* _Testo da leggere_:
---

I fondi di investimento italiani sono esenti da imposte sui redditi. I fondi di investimento esteri sono interamente soggetti a imposte in Italia. È un trattamento discriminatorio?
La risposta potrebbe sembrare scontata ma spesso in materia fiscale le risposte scontate sono spesso sbagliate. Ciò è particolarmente evidenti nel caso dei fondi di investimento europei che, anche in questo periodo, sono soggetti a più accertamenti da parte delle autorità fiscali italiane, soprattutto con riferimento alle plusvalenze generate dal realizzo dei loro investimenti in target italiane.
Il disegno di Legge di Bilancio per il 2021 sembra mettere un punto alla questione, ma solo pro futuro: si tratta di una vittoria di Pirro per il passato? Ne parliamo con Paolo Ludovici, fondatore e partner dello studio legale Ludovici Piccone & Partners. Da gennaio 2021 lo studio legale assumerà il nome Gatti Pavesi Bianchi Ludovici. Lo studio ha fatto sapere di avviarsi «verso un importante percorso di crescita e internazionalizzazione» combinando le practice di Gatti Pavesi Bianchi con il Tax e Private, in cui Ludovici Piccone & Partners gode di una riconosciuta esperienza.

---

* _Istruzioni_:
1. Riporta fedelmente il passo del testo sui fondi di investimento partendo dalle parole "La risposta potrebbe" e fermandoti dopo "in target italiane.".
2. Quali nomi di studi legali compaiono nel testo sui fondi di investimento? Elencali tutti.
Il materiale che segue non ha alcun legame con il testo sui fondi di investimento.

* _Contenuto dei dati_:

---

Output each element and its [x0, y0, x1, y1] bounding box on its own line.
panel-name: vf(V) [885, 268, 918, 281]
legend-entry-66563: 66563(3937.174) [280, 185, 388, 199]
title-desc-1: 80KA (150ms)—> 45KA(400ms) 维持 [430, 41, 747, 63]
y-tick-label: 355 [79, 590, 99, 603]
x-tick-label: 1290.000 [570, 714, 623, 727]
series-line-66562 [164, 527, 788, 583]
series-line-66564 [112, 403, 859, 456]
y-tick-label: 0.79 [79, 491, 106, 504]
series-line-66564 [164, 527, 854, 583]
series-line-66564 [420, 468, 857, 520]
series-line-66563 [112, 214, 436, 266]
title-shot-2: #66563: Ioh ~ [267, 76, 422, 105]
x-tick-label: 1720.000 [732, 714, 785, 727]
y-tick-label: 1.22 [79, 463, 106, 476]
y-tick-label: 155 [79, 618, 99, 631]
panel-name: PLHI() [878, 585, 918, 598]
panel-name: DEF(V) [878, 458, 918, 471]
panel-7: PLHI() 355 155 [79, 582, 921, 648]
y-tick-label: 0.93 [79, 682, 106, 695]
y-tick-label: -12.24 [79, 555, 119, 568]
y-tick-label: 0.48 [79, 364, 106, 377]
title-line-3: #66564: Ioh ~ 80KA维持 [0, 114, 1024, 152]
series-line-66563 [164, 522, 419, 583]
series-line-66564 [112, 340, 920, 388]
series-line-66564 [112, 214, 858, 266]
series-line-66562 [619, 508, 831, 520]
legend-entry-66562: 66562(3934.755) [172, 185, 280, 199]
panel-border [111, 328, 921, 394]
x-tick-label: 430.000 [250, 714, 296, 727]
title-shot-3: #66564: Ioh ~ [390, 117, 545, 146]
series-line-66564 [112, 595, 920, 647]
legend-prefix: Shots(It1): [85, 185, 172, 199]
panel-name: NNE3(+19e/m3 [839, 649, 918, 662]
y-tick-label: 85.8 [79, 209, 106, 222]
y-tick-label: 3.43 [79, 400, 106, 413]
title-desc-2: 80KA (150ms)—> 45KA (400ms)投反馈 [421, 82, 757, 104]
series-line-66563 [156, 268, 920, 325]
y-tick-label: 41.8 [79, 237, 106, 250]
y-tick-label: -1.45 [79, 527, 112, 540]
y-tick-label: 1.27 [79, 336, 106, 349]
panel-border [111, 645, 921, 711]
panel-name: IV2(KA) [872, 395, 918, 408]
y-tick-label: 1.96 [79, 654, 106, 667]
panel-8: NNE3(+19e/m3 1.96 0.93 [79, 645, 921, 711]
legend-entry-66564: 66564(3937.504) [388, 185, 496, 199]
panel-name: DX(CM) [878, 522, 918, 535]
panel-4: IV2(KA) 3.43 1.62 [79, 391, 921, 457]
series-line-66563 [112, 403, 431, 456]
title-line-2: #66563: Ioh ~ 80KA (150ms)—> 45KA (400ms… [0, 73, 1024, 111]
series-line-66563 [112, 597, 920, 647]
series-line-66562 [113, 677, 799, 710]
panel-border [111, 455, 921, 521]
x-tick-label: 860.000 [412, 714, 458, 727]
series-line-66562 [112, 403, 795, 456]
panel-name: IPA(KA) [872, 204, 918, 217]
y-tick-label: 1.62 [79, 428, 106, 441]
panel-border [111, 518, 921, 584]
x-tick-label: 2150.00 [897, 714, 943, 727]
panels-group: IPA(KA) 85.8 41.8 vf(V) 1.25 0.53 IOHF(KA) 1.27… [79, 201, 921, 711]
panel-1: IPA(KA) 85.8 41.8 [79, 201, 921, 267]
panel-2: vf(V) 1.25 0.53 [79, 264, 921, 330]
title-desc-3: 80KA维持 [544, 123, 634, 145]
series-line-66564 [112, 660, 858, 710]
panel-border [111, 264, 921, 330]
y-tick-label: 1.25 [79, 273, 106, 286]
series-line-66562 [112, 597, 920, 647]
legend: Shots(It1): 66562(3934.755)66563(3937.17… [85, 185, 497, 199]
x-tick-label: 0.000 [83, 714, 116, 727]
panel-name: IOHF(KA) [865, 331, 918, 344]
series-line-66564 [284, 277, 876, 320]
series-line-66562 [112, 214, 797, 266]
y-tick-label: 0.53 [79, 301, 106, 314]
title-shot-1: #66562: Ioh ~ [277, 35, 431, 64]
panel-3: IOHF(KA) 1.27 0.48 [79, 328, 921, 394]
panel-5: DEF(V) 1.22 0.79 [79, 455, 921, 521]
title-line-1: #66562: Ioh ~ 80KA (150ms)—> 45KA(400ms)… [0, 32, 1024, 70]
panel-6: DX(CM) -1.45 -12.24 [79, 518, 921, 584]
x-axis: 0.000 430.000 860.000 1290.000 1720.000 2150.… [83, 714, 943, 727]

---

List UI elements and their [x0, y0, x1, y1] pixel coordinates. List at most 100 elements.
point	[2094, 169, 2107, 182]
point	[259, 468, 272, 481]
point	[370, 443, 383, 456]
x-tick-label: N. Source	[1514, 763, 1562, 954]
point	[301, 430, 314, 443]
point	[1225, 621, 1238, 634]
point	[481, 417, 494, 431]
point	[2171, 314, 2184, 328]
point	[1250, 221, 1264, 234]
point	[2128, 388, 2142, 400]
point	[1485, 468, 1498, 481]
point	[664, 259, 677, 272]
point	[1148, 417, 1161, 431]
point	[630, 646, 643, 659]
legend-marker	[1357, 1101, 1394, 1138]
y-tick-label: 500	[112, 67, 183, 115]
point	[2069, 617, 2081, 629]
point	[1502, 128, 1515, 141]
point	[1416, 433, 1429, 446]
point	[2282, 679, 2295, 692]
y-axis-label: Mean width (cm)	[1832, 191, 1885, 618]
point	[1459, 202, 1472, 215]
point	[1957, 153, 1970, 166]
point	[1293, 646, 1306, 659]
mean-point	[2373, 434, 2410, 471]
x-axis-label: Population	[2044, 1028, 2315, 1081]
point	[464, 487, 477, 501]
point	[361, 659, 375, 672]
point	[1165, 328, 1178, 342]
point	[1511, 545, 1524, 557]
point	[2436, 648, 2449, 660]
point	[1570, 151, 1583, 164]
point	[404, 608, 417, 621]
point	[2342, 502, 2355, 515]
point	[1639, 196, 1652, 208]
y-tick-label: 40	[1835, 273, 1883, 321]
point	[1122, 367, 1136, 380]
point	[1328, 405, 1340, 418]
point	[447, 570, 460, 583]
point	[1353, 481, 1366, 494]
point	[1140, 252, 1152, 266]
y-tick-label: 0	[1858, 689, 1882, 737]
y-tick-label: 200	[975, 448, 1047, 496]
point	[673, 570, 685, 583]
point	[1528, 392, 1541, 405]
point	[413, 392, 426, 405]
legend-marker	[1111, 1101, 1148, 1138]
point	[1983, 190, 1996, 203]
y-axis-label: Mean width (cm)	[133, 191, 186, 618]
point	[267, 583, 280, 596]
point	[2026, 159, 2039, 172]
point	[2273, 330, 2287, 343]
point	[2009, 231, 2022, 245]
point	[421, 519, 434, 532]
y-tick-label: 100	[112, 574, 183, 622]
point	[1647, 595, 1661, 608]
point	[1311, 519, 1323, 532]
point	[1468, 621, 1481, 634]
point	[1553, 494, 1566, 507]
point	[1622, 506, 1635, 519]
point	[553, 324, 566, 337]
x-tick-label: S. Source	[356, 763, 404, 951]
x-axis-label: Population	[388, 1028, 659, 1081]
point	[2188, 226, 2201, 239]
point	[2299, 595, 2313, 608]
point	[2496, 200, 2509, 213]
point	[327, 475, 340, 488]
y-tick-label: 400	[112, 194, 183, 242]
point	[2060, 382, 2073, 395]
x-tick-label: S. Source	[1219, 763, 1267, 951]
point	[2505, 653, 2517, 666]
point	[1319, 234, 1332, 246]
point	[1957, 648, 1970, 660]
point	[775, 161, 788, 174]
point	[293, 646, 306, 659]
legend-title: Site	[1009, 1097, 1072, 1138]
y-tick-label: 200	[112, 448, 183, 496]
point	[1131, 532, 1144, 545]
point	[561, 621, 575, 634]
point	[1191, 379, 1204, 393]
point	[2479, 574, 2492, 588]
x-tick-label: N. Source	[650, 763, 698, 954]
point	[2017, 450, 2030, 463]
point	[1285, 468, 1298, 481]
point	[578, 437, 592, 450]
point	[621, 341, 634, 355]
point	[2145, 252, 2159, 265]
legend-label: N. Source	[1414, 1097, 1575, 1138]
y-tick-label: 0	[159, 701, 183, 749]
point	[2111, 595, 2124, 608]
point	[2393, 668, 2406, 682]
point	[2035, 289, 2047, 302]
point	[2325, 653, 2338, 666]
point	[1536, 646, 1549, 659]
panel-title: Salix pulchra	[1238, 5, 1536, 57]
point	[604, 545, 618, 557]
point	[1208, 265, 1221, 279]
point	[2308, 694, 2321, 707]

---

* _Risposte_:
1.
La risposta potrebbe sembrare scontata ma spesso in materia fiscale le risposte scontate sono spesso sbagliate. Ciò è particolarmente evidenti nel caso dei fondi di investimento europei che, anche in questo periodo, sono soggetti a più accertamenti da parte delle autorità fiscali italiane, soprattutto con riferimento alle plusvalenze generate dal realizzo dei loro investimenti in target italiane.

2.
- Ludovici Piccone & Partners
- Gatti Pavesi Bianchi Ludovici
- Gatti Pavesi Bianchi